**What this task involves**
Only the pictures are omitted; repeat all other data exactly.

________________________

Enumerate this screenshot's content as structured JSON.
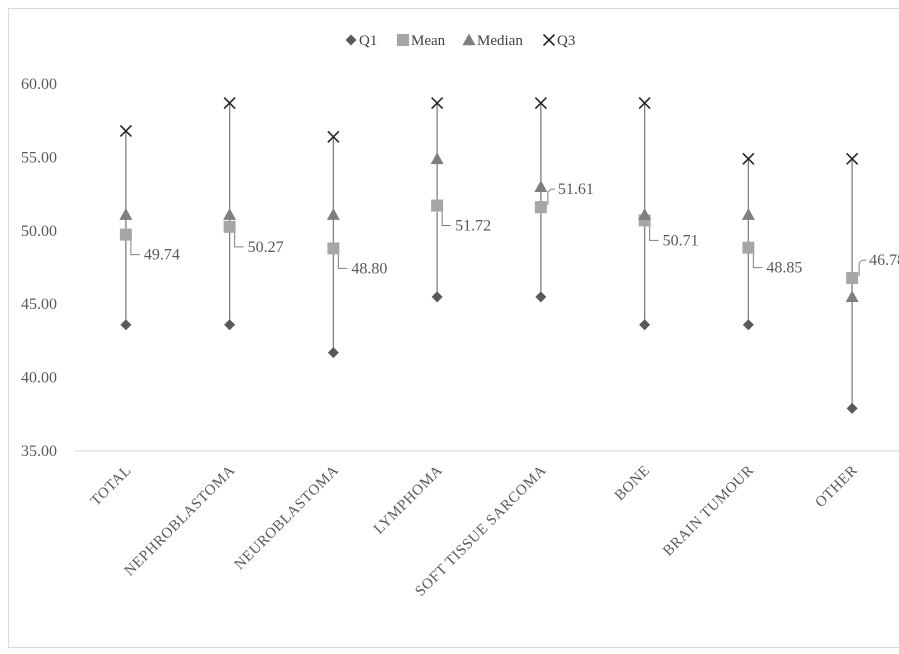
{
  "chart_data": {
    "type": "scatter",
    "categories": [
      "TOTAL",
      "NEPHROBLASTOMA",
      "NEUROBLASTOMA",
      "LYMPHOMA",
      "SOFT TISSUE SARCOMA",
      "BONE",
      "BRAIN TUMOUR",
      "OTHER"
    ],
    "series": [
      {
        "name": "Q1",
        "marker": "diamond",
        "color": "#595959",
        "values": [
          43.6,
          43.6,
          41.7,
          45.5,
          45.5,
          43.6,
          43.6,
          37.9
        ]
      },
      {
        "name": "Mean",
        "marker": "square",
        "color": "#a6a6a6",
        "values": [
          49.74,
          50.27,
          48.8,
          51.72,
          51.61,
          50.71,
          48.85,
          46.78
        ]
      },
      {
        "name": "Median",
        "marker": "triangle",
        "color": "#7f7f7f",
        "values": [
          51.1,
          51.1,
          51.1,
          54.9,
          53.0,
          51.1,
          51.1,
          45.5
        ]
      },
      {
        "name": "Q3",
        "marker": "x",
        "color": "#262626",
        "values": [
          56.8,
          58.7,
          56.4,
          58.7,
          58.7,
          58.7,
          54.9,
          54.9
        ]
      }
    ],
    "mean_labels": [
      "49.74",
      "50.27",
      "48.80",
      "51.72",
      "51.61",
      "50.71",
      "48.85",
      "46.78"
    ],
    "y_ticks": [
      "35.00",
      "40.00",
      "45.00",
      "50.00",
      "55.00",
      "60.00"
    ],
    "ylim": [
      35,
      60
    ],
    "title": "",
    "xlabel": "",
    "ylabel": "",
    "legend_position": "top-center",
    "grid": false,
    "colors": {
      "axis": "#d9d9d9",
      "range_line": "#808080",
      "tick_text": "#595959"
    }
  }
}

________________________

**Reply to the task**
Enumerate this screenshot's content as structured JSON.
{
  "chart_data": {
    "type": "scatter",
    "categories": [
      "TOTAL",
      "NEPHROBLASTOMA",
      "NEUROBLASTOMA",
      "LYMPHOMA",
      "SOFT TISSUE SARCOMA",
      "BONE",
      "BRAIN TUMOUR",
      "OTHER"
    ],
    "series": [
      {
        "name": "Q1",
        "marker": "diamond",
        "color": "#595959",
        "values": [
          43.6,
          43.6,
          41.7,
          45.5,
          45.5,
          43.6,
          43.6,
          37.9
        ]
      },
      {
        "name": "Mean",
        "marker": "square",
        "color": "#a6a6a6",
        "values": [
          49.74,
          50.27,
          48.8,
          51.72,
          51.61,
          50.71,
          48.85,
          46.78
        ]
      },
      {
        "name": "Median",
        "marker": "triangle",
        "color": "#7f7f7f",
        "values": [
          51.1,
          51.1,
          51.1,
          54.9,
          53.0,
          51.1,
          51.1,
          45.5
        ]
      },
      {
        "name": "Q3",
        "marker": "x",
        "color": "#262626",
        "values": [
          56.8,
          58.7,
          56.4,
          58.7,
          58.7,
          58.7,
          54.9,
          54.9
        ]
      }
    ],
    "mean_labels": [
      "49.74",
      "50.27",
      "48.80",
      "51.72",
      "51.61",
      "50.71",
      "48.85",
      "46.78"
    ],
    "y_ticks": [
      "35.00",
      "40.00",
      "45.00",
      "50.00",
      "55.00",
      "60.00"
    ],
    "ylim": [
      35,
      60
    ],
    "title": "",
    "xlabel": "",
    "ylabel": "",
    "legend_position": "top-center",
    "grid": false,
    "colors": {
      "axis": "#d9d9d9",
      "range_line": "#808080",
      "tick_text": "#595959"
    }
  }
}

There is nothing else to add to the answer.